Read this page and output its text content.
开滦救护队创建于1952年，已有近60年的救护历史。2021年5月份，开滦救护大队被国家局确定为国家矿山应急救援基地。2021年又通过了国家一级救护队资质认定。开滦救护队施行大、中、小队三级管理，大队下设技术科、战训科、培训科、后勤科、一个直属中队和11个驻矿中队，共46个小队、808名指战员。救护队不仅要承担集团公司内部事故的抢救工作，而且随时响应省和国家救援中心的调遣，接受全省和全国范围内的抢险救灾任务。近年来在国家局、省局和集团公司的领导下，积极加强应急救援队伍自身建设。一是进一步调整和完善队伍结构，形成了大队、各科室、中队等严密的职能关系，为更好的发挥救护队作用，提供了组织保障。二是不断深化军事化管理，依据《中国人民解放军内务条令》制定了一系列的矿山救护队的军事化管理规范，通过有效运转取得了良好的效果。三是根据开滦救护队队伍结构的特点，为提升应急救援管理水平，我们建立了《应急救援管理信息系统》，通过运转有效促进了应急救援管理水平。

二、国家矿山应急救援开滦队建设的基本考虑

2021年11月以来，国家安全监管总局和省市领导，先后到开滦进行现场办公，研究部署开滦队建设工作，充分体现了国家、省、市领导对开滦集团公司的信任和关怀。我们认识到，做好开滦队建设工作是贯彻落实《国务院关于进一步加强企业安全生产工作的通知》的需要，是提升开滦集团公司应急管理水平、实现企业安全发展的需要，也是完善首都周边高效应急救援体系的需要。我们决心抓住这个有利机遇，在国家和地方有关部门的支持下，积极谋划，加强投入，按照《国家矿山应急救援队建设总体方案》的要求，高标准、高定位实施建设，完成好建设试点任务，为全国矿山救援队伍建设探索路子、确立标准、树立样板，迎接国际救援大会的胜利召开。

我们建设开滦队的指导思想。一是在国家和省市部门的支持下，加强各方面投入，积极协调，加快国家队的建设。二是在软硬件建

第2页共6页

☆ ☆ ☆

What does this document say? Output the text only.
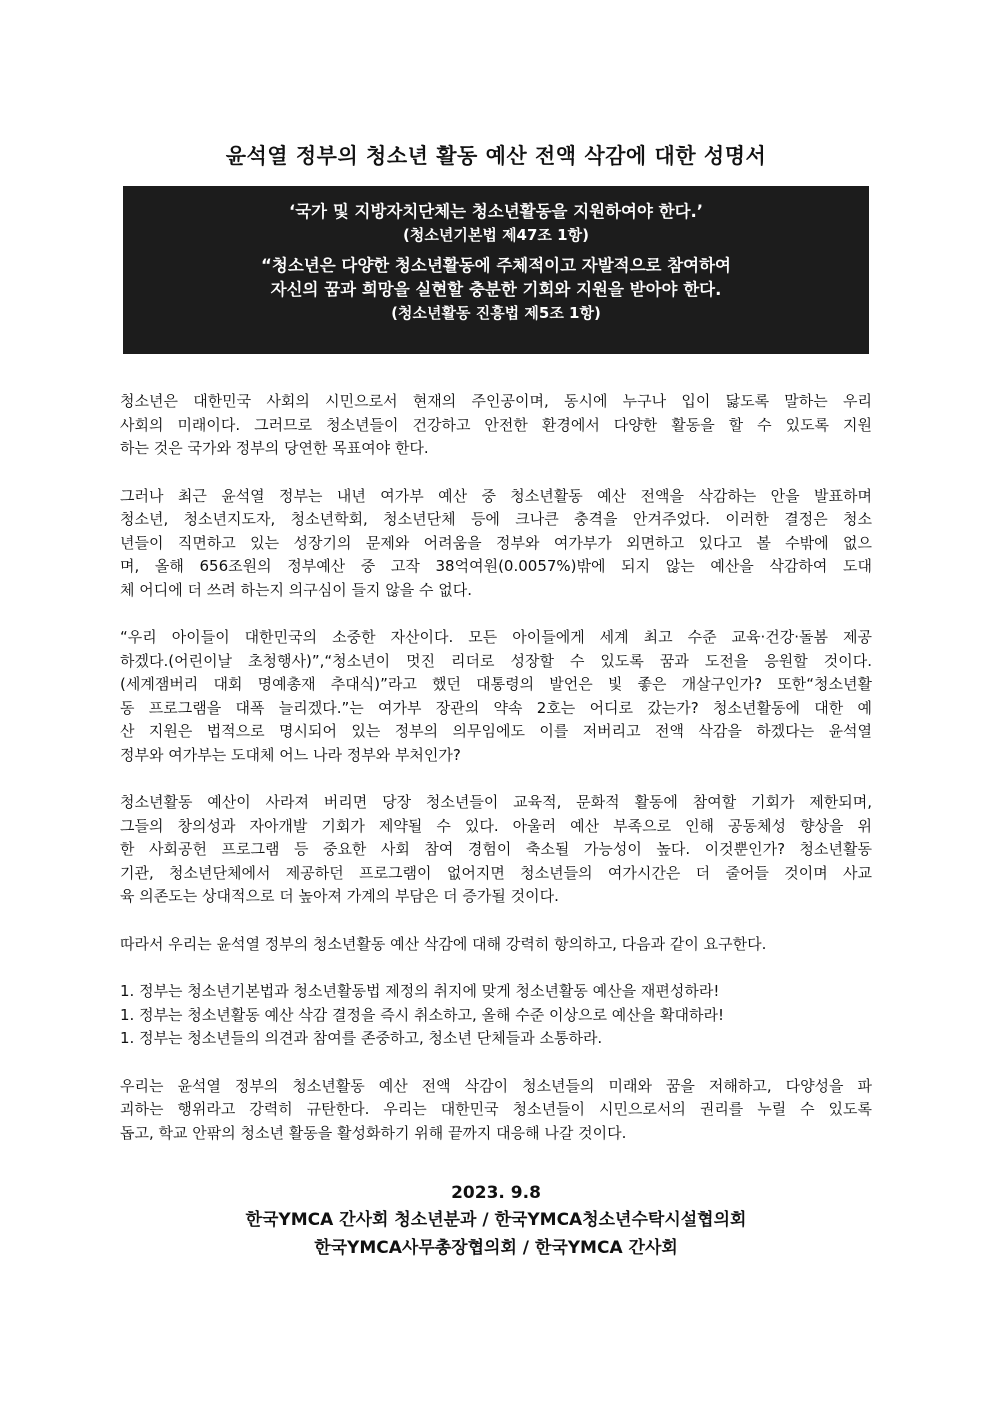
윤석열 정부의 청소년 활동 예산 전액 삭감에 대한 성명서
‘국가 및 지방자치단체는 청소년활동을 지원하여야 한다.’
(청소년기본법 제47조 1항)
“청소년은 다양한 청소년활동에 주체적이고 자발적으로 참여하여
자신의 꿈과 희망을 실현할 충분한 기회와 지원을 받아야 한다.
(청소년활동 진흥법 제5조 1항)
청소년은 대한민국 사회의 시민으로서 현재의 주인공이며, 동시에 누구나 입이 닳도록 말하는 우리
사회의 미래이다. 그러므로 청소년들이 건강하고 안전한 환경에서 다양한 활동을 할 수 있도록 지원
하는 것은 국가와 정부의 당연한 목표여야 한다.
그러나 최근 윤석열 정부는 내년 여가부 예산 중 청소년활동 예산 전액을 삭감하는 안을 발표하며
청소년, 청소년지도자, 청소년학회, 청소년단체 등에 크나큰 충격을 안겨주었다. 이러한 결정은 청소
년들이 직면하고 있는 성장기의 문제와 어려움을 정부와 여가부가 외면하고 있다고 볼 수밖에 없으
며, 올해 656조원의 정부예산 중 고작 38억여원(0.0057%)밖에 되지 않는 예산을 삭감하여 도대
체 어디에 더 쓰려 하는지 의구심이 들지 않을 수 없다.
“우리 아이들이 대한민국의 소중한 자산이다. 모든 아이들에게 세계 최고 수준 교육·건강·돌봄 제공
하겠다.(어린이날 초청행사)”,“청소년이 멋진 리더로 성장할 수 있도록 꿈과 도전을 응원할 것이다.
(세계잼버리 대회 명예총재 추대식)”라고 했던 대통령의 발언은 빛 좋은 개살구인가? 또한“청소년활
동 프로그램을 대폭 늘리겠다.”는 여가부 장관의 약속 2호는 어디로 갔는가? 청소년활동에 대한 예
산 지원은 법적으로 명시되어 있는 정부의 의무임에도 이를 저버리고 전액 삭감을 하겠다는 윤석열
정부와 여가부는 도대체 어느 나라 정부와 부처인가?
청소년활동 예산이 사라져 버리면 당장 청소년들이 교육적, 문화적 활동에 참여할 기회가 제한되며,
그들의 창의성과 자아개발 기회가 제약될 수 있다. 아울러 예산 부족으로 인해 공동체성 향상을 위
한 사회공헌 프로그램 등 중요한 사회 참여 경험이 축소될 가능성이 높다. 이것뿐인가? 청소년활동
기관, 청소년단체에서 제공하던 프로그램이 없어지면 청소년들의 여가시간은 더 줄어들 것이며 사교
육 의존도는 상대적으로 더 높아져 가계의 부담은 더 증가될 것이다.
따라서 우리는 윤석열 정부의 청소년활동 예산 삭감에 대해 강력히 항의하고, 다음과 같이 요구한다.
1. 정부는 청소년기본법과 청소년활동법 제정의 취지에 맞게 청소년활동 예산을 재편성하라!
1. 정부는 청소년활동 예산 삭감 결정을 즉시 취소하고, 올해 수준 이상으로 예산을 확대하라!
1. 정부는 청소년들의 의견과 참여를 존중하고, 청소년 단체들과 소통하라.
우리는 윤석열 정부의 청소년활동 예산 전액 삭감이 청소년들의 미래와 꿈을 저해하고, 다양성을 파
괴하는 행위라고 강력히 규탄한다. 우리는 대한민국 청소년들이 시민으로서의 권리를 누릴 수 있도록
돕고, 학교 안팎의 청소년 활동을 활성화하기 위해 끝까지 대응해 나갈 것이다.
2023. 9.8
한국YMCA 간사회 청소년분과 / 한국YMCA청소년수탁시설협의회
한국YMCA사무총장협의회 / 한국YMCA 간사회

☆ ☆ ☆

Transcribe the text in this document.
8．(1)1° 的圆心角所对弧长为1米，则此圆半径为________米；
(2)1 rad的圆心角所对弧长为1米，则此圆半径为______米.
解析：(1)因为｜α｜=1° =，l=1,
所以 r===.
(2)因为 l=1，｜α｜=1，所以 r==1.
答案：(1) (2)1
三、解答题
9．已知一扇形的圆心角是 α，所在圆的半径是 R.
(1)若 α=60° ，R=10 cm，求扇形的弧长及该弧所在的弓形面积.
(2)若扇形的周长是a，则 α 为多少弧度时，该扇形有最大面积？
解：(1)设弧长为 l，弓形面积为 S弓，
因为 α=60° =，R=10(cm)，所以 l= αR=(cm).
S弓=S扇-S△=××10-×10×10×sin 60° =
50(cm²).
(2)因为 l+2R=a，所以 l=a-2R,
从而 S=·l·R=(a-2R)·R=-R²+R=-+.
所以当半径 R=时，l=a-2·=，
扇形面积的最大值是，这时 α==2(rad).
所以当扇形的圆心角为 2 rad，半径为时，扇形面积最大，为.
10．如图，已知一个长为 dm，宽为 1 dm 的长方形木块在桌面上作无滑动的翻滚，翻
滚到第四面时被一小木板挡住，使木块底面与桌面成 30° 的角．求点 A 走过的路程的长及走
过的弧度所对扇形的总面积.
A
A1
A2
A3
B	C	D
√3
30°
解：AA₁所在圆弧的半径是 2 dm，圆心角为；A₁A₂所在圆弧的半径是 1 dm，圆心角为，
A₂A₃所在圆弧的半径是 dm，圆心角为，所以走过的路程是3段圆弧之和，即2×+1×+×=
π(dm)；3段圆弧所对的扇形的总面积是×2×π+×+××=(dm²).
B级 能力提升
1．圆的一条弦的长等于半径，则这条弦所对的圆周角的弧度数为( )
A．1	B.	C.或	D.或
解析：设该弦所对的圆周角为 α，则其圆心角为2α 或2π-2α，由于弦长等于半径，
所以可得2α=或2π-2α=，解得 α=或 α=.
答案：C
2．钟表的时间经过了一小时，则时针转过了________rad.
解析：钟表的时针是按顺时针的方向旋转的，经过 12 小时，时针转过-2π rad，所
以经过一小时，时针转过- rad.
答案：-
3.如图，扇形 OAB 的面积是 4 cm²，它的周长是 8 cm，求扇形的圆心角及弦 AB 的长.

☆ ☆ ☆

Set exercise: A line counts if it holds the word "this". Work out how many lines in the listing count, and give only that number.

Task answer: 3